Copy out the entries exactly, from the first line to the last.

Saved data entries
--- --- ---

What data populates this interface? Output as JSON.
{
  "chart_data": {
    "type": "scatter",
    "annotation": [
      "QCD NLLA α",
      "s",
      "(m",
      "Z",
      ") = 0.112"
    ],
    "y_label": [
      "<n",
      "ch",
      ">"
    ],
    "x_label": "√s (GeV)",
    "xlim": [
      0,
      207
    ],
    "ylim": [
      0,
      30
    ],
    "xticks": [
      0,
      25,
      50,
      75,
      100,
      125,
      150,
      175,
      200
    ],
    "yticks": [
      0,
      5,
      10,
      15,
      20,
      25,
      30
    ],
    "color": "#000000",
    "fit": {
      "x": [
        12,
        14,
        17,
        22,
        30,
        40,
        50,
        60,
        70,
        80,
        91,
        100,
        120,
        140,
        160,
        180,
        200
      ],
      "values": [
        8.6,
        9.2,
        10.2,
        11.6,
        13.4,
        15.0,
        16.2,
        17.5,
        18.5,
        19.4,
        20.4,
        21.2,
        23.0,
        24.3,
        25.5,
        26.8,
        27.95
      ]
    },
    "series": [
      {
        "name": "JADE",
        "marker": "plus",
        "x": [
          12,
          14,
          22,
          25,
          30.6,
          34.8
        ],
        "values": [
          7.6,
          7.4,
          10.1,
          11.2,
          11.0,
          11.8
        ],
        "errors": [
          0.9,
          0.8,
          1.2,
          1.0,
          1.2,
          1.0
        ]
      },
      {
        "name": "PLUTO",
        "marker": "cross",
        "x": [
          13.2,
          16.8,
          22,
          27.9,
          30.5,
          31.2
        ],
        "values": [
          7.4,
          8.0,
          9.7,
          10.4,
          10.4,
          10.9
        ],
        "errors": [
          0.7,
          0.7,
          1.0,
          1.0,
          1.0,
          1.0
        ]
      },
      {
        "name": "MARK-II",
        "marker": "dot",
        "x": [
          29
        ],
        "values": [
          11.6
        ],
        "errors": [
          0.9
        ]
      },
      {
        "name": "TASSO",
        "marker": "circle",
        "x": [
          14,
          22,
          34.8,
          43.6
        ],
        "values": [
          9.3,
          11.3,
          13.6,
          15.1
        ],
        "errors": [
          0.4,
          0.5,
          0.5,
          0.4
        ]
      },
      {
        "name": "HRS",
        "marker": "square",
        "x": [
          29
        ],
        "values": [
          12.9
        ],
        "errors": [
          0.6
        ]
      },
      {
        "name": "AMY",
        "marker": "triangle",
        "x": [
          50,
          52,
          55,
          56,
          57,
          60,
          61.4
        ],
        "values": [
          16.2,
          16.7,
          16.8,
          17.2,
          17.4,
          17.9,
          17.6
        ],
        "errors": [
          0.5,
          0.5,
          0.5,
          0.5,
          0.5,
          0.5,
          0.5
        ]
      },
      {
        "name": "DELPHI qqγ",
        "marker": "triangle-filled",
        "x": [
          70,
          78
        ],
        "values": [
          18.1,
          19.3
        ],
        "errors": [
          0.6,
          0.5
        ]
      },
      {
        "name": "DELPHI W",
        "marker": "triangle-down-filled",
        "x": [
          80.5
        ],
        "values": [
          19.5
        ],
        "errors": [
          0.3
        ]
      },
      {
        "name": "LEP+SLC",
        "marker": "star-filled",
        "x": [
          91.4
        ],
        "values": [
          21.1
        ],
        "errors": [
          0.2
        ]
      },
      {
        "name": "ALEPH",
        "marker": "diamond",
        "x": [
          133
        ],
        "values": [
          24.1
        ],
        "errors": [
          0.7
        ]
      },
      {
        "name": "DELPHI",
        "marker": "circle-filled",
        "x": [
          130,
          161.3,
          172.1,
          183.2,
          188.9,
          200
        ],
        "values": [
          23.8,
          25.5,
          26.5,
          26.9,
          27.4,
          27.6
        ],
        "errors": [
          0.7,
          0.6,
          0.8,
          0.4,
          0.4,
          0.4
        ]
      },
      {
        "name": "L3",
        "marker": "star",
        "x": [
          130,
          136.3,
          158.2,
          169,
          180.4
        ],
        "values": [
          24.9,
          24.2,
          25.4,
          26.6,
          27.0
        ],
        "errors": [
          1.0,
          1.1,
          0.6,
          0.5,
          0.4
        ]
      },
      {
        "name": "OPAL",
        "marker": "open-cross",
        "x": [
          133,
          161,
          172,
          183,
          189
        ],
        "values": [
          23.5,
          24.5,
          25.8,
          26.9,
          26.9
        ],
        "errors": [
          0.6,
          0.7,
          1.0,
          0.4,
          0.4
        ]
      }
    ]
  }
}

--- --- ---

Result for this task:
What data populates this interface? Output as JSON.
{
  "chart_data": {
    "type": "scatter",
    "annotation": [
      "QCD NLLA α",
      "s",
      "(m",
      "Z",
      ") = 0.112"
    ],
    "y_label": [
      "<n",
      "ch",
      ">"
    ],
    "x_label": "√s (GeV)",
    "xlim": [
      0,
      207
    ],
    "ylim": [
      0,
      30
    ],
    "xticks": [
      0,
      25,
      50,
      75,
      100,
      125,
      150,
      175,
      200
    ],
    "yticks": [
      0,
      5,
      10,
      15,
      20,
      25,
      30
    ],
    "color": "#000000",
    "fit": {
      "x": [
        12,
        14,
        17,
        22,
        30,
        40,
        50,
        60,
        70,
        80,
        91,
        100,
        120,
        140,
        160,
        180,
        200
      ],
      "values": [
        8.6,
        9.2,
        10.2,
        11.6,
        13.4,
        15.0,
        16.2,
        17.5,
        18.5,
        19.4,
        20.4,
        21.2,
        23.0,
        24.3,
        25.5,
        26.8,
        27.95
      ]
    },
    "series": [
      {
        "name": "JADE",
        "marker": "plus",
        "x": [
          12,
          14,
          22,
          25,
          30.6,
          34.8
        ],
        "values": [
          7.6,
          7.4,
          10.1,
          11.2,
          11.0,
          11.8
        ],
        "errors": [
          0.9,
          0.8,
          1.2,
          1.0,
          1.2,
          1.0
        ]
      },
      {
        "name": "PLUTO",
        "marker": "cross",
        "x": [
          13.2,
          16.8,
          22,
          27.9,
          30.5,
          31.2
        ],
        "values": [
          7.4,
          8.0,
          9.7,
          10.4,
          10.4,
          10.9
        ],
        "errors": [
          0.7,
          0.7,
          1.0,
          1.0,
          1.0,
          1.0
        ]
      },
      {
        "name": "MARK-II",
        "marker": "dot",
        "x": [
          29
        ],
        "values": [
          11.6
        ],
        "errors": [
          0.9
        ]
      },
      {
        "name": "TASSO",
        "marker": "circle",
        "x": [
          14,
          22,
          34.8,
          43.6
        ],
        "values": [
          9.3,
          11.3,
          13.6,
          15.1
        ],
        "errors": [
          0.4,
          0.5,
          0.5,
          0.4
        ]
      },
      {
        "name": "HRS",
        "marker": "square",
        "x": [
          29
        ],
        "values": [
          12.9
        ],
        "errors": [
          0.6
        ]
      },
      {
        "name": "AMY",
        "marker": "triangle",
        "x": [
          50,
          52,
          55,
          56,
          57,
          60,
          61.4
        ],
        "values": [
          16.2,
          16.7,
          16.8,
          17.2,
          17.4,
          17.9,
          17.6
        ],
        "errors": [
          0.5,
          0.5,
          0.5,
          0.5,
          0.5,
          0.5,
          0.5
        ]
      },
      {
        "name": "DELPHI qqγ",
        "marker": "triangle-filled",
        "x": [
          70,
          78
        ],
        "values": [
          18.1,
          19.3
        ],
        "errors": [
          0.6,
          0.5
        ]
      },
      {
        "name": "DELPHI W",
        "marker": "triangle-down-filled",
        "x": [
          80.5
        ],
        "values": [
          19.5
        ],
        "errors": [
          0.3
        ]
      },
      {
        "name": "LEP+SLC",
        "marker": "star-filled",
        "x": [
          91.4
        ],
        "values": [
          21.1
        ],
        "errors": [
          0.2
        ]
      },
      {
        "name": "ALEPH",
        "marker": "diamond",
        "x": [
          133
        ],
        "values": [
          24.1
        ],
        "errors": [
          0.7
        ]
      },
      {
        "name": "DELPHI",
        "marker": "circle-filled",
        "x": [
          130,
          161.3,
          172.1,
          183.2,
          188.9,
          200
        ],
        "values": [
          23.8,
          25.5,
          26.5,
          26.9,
          27.4,
          27.6
        ],
        "errors": [
          0.7,
          0.6,
          0.8,
          0.4,
          0.4,
          0.4
        ]
      },
      {
        "name": "L3",
        "marker": "star",
        "x": [
          130,
          136.3,
          158.2,
          169,
          180.4
        ],
        "values": [
          24.9,
          24.2,
          25.4,
          26.6,
          27.0
        ],
        "errors": [
          1.0,
          1.1,
          0.6,
          0.5,
          0.4
        ]
      },
      {
        "name": "OPAL",
        "marker": "open-cross",
        "x": [
          133,
          161,
          172,
          183,
          189
        ],
        "values": [
          23.5,
          24.5,
          25.8,
          26.9,
          26.9
        ],
        "errors": [
          0.6,
          0.7,
          1.0,
          0.4,
          0.4
        ]
      }
    ]
  }
}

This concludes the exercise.